[Stored data]
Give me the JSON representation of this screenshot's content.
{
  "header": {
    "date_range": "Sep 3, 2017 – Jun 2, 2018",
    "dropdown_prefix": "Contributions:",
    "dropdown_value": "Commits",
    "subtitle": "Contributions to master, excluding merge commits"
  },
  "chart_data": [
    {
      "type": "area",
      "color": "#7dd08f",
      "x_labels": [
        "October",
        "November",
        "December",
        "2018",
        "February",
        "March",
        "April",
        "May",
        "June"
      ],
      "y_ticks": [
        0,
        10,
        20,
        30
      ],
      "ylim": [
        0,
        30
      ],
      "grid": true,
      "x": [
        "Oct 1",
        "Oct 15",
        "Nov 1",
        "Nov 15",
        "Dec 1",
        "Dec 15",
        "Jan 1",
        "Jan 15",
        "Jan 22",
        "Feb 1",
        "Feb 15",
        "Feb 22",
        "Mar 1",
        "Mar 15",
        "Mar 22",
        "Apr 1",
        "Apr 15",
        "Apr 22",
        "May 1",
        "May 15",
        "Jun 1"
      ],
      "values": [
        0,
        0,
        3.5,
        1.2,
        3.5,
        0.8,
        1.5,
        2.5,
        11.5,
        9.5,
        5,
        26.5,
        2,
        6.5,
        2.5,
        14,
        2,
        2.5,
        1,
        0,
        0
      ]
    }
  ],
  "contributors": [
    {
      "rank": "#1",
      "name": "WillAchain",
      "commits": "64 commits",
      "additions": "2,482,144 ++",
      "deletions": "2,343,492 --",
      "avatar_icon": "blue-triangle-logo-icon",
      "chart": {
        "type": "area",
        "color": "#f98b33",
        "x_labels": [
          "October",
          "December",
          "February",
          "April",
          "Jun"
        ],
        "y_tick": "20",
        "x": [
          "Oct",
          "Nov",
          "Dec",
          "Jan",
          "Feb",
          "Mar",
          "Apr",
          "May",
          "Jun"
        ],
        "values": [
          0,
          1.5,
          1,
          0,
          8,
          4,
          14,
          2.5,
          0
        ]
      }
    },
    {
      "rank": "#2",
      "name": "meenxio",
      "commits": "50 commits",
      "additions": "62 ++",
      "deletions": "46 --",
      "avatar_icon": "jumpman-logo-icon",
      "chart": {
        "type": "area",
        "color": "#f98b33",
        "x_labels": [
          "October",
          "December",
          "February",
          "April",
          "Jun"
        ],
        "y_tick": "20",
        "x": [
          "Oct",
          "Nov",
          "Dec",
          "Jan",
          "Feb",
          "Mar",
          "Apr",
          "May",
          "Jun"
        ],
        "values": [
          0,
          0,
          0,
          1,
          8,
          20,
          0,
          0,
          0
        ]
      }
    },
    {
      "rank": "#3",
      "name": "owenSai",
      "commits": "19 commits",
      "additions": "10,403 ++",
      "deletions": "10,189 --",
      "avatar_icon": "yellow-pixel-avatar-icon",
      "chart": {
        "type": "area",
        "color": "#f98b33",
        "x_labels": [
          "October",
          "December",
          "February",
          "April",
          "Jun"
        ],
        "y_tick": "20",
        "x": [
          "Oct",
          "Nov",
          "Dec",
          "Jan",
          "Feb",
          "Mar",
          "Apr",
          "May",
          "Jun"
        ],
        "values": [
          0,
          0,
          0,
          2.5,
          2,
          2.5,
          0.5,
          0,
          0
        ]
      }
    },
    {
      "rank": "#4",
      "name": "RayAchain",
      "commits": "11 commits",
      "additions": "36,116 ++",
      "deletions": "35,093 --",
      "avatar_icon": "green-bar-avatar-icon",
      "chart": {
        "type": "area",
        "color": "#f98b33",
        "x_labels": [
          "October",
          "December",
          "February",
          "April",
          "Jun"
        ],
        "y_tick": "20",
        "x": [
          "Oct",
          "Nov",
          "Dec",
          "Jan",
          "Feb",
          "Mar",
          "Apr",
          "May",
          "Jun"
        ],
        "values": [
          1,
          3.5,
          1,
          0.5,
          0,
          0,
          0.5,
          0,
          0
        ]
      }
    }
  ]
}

● What is expected: Reproduce each line verbatim.

● Finished task:
Give me the JSON representation of this screenshot's content.
{
  "header": {
    "date_range": "Sep 3, 2017 – Jun 2, 2018",
    "dropdown_prefix": "Contributions:",
    "dropdown_value": "Commits",
    "subtitle": "Contributions to master, excluding merge commits"
  },
  "chart_data": [
    {
      "type": "area",
      "color": "#7dd08f",
      "x_labels": [
        "October",
        "November",
        "December",
        "2018",
        "February",
        "March",
        "April",
        "May",
        "June"
      ],
      "y_ticks": [
        0,
        10,
        20,
        30
      ],
      "ylim": [
        0,
        30
      ],
      "grid": true,
      "x": [
        "Oct 1",
        "Oct 15",
        "Nov 1",
        "Nov 15",
        "Dec 1",
        "Dec 15",
        "Jan 1",
        "Jan 15",
        "Jan 22",
        "Feb 1",
        "Feb 15",
        "Feb 22",
        "Mar 1",
        "Mar 15",
        "Mar 22",
        "Apr 1",
        "Apr 15",
        "Apr 22",
        "May 1",
        "May 15",
        "Jun 1"
      ],
      "values": [
        0,
        0,
        3.5,
        1.2,
        3.5,
        0.8,
        1.5,
        2.5,
        11.5,
        9.5,
        5,
        26.5,
        2,
        6.5,
        2.5,
        14,
        2,
        2.5,
        1,
        0,
        0
      ]
    }
  ],
  "contributors": [
    {
      "rank": "#1",
      "name": "WillAchain",
      "commits": "64 commits",
      "additions": "2,482,144 ++",
      "deletions": "2,343,492 --",
      "avatar_icon": "blue-triangle-logo-icon",
      "chart": {
        "type": "area",
        "color": "#f98b33",
        "x_labels": [
          "October",
          "December",
          "February",
          "April",
          "Jun"
        ],
        "y_tick": "20",
        "x": [
          "Oct",
          "Nov",
          "Dec",
          "Jan",
          "Feb",
          "Mar",
          "Apr",
          "May",
          "Jun"
        ],
        "values": [
          0,
          1.5,
          1,
          0,
          8,
          4,
          14,
          2.5,
          0
        ]
      }
    },
    {
      "rank": "#2",
      "name": "meenxio",
      "commits": "50 commits",
      "additions": "62 ++",
      "deletions": "46 --",
      "avatar_icon": "jumpman-logo-icon",
      "chart": {
        "type": "area",
        "color": "#f98b33",
        "x_labels": [
          "October",
          "December",
          "February",
          "April",
          "Jun"
        ],
        "y_tick": "20",
        "x": [
          "Oct",
          "Nov",
          "Dec",
          "Jan",
          "Feb",
          "Mar",
          "Apr",
          "May",
          "Jun"
        ],
        "values": [
          0,
          0,
          0,
          1,
          8,
          20,
          0,
          0,
          0
        ]
      }
    },
    {
      "rank": "#3",
      "name": "owenSai",
      "commits": "19 commits",
      "additions": "10,403 ++",
      "deletions": "10,189 --",
      "avatar_icon": "yellow-pixel-avatar-icon",
      "chart": {
        "type": "area",
        "color": "#f98b33",
        "x_labels": [
          "October",
          "December",
          "February",
          "April",
          "Jun"
        ],
        "y_tick": "20",
        "x": [
          "Oct",
          "Nov",
          "Dec",
          "Jan",
          "Feb",
          "Mar",
          "Apr",
          "May",
          "Jun"
        ],
        "values": [
          0,
          0,
          0,
          2.5,
          2,
          2.5,
          0.5,
          0,
          0
        ]
      }
    },
    {
      "rank": "#4",
      "name": "RayAchain",
      "commits": "11 commits",
      "additions": "36,116 ++",
      "deletions": "35,093 --",
      "avatar_icon": "green-bar-avatar-icon",
      "chart": {
        "type": "area",
        "color": "#f98b33",
        "x_labels": [
          "October",
          "December",
          "February",
          "April",
          "Jun"
        ],
        "y_tick": "20",
        "x": [
          "Oct",
          "Nov",
          "Dec",
          "Jan",
          "Feb",
          "Mar",
          "Apr",
          "May",
          "Jun"
        ],
        "values": [
          1,
          3.5,
          1,
          0.5,
          0,
          0,
          0.5,
          0,
          0
        ]
      }
    }
  ]
}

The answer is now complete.